Recorded data:

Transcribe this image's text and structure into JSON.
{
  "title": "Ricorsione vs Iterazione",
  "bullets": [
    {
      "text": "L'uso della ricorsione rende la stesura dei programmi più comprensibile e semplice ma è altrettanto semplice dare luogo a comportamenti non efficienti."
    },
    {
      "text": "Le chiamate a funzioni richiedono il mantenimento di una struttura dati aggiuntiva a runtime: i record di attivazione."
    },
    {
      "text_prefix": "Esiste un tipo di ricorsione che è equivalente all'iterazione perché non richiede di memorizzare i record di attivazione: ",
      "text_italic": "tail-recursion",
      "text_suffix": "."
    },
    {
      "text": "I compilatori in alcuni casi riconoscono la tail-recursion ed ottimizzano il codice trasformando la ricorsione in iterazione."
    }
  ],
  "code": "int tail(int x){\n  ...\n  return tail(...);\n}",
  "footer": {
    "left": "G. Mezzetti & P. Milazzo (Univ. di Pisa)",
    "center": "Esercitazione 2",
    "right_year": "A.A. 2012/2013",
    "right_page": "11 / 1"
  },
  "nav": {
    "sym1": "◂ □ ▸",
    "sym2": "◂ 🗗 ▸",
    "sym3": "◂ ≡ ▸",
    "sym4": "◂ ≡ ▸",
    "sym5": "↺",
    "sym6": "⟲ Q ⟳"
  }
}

» **WORK TO BE COMPLETED**:
Please reproduce every line of the material word for word.

» **EXERCISE RESPONSE**:
Transcribe this image's text and structure into JSON.
{
  "title": "Ricorsione vs Iterazione",
  "bullets": [
    {
      "text": "L'uso della ricorsione rende la stesura dei programmi più comprensibile e semplice ma è altrettanto semplice dare luogo a comportamenti non efficienti."
    },
    {
      "text": "Le chiamate a funzioni richiedono il mantenimento di una struttura dati aggiuntiva a runtime: i record di attivazione."
    },
    {
      "text_prefix": "Esiste un tipo di ricorsione che è equivalente all'iterazione perché non richiede di memorizzare i record di attivazione: ",
      "text_italic": "tail-recursion",
      "text_suffix": "."
    },
    {
      "text": "I compilatori in alcuni casi riconoscono la tail-recursion ed ottimizzano il codice trasformando la ricorsione in iterazione."
    }
  ],
  "code": "int tail(int x){\n  ...\n  return tail(...);\n}",
  "footer": {
    "left": "G. Mezzetti & P. Milazzo (Univ. di Pisa)",
    "center": "Esercitazione 2",
    "right_year": "A.A. 2012/2013",
    "right_page": "11 / 1"
  },
  "nav": {
    "sym1": "◂ □ ▸",
    "sym2": "◂ 🗗 ▸",
    "sym3": "◂ ≡ ▸",
    "sym4": "◂ ≡ ▸",
    "sym5": "↺",
    "sym6": "⟲ Q ⟳"
  }
}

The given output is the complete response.